Instructions to follow => Print the records again, character for character.
-- START Supplied material --
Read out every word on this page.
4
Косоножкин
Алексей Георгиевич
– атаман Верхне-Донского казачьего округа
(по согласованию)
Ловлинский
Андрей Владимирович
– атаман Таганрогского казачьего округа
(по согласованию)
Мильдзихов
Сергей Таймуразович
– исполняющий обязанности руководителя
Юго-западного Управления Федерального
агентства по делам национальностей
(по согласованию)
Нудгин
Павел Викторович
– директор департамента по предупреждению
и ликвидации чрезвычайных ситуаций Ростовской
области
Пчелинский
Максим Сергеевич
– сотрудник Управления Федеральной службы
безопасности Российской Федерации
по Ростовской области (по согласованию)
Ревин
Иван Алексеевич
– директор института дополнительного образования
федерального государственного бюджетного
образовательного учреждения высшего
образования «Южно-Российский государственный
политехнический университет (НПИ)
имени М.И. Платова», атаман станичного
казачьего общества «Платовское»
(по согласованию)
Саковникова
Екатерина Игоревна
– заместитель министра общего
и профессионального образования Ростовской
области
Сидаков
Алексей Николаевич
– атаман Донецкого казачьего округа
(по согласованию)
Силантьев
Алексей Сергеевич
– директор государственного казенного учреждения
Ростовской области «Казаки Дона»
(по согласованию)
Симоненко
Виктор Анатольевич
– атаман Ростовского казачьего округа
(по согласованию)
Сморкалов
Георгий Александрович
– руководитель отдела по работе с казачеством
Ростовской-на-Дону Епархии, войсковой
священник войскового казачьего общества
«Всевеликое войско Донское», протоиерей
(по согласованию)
-- END Supplied material --
Answer in full =>
Read out every word on this page.
4
Косоножкин
Алексей Георгиевич
– атаман Верхне-Донского казачьего округа
(по согласованию)
Ловлинский
Андрей Владимирович
– атаман Таганрогского казачьего округа
(по согласованию)
Мильдзихов
Сергей Таймуразович
– исполняющий обязанности руководителя
Юго-западного Управления Федерального
агентства по делам национальностей
(по согласованию)
Нудгин
Павел Викторович
– директор департамента по предупреждению
и ликвидации чрезвычайных ситуаций Ростовской
области
Пчелинский
Максим Сергеевич
– сотрудник Управления Федеральной службы
безопасности Российской Федерации
по Ростовской области (по согласованию)
Ревин
Иван Алексеевич
– директор института дополнительного образования
федерального государственного бюджетного
образовательного учреждения высшего
образования «Южно-Российский государственный
политехнический университет (НПИ)
имени М.И. Платова», атаман станичного
казачьего общества «Платовское»
(по согласованию)
Саковникова
Екатерина Игоревна
– заместитель министра общего
и профессионального образования Ростовской
области
Сидаков
Алексей Николаевич
– атаман Донецкого казачьего округа
(по согласованию)
Силантьев
Алексей Сергеевич
– директор государственного казенного учреждения
Ростовской области «Казаки Дона»
(по согласованию)
Симоненко
Виктор Анатольевич
– атаман Ростовского казачьего округа
(по согласованию)
Сморкалов
Георгий Александрович
– руководитель отдела по работе с казачеством
Ростовской-на-Дону Епархии, войсковой
священник войскового казачьего общества
«Всевеликое войско Донское», протоиерей
(по согласованию)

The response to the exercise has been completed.